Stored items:
==================================================

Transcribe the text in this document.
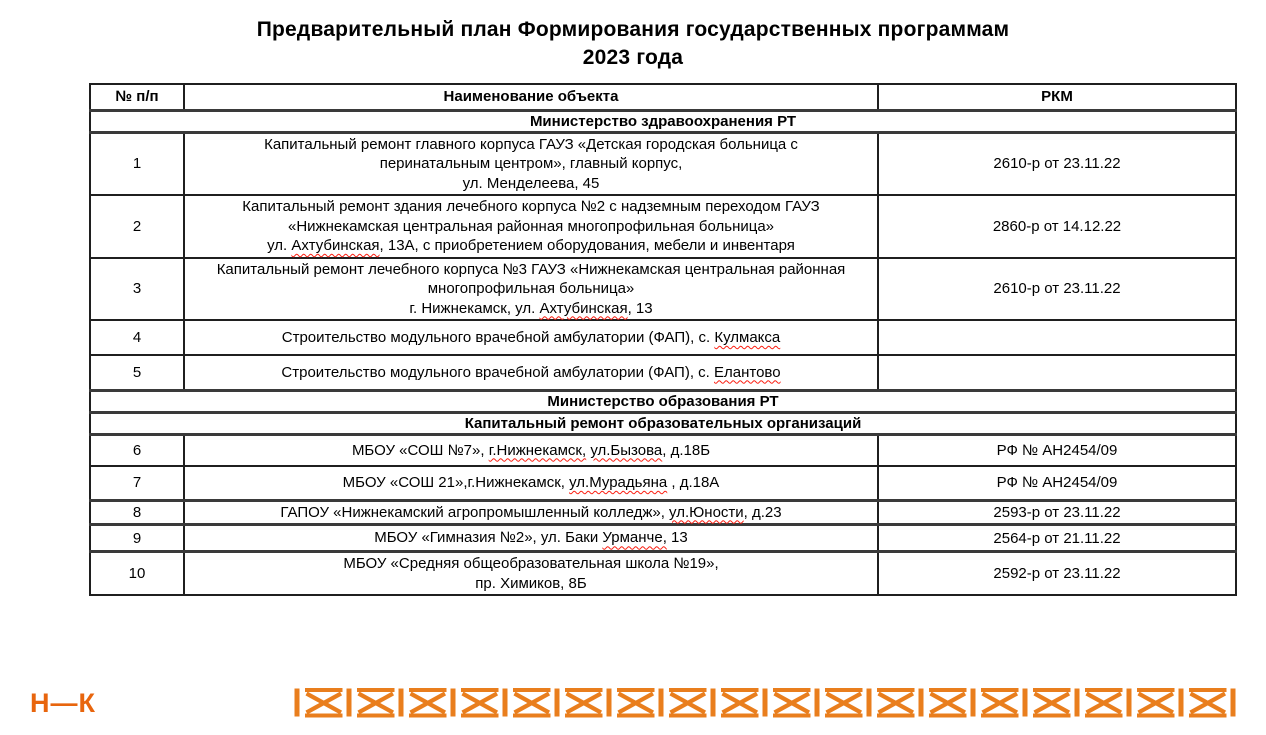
Предварительный план Формирования государственных программам
2023 года
№ п/п	Наименование объекта	РКМ
Министерство здравоохранения РТ		
1	Капитальный ремонт главного корпуса ГАУЗ «Детская городская больница с
перинатальным центром», главный корпус,
ул. Менделеева, 45	2610-р от 23.11.22
2	Капитальный ремонт здания лечебного корпуса №2 с надземным переходом ГАУЗ
«Нижнекамская центральная районная многопрофильная больница»
ул. Ахтубинская, 13А, с приобретением оборудования, мебели и инвентаря	2860-р от 14.12.22
3	Капитальный ремонт лечебного корпуса №3 ГАУЗ «Нижнекамская центральная районная
многопрофильная больница»
г. Нижнекамск, ул. Ахтубинская, 13	2610-р от 23.11.22
4	Строительство модульного врачебной амбулатории (ФАП), с. Кулмакса	

5	Строительство модульного врачебной амбулатории (ФАП), с. Елантово	

Министерство образования РТ		
Капитальный ремонт образовательных организаций		
6	МБОУ «СОШ №7», г.Нижнекамск, ул.Бызова, д.18Б	РФ № АН2454/09
7	МБОУ «СОШ 21»,г.Нижнекамск, ул.Мурадьяна , д.18А	РФ № АН2454/09
8	ГАПОУ «Нижнекамский агропромышленный колледж», ул.Юности, д.23	2593-р от 23.11.22
9	МБОУ «Гимназия №2», ул. Баки Урманче, 13	2564-р от 21.11.22
10	МБОУ «Средняя общеобразовательная школа №19»,
пр. Химиков, 8Б	2592-р от 23.11.22
Н—К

==================================================

Problem details: Across the data, tally the lines containing "больница" and give back the number alone.

Expected output: 3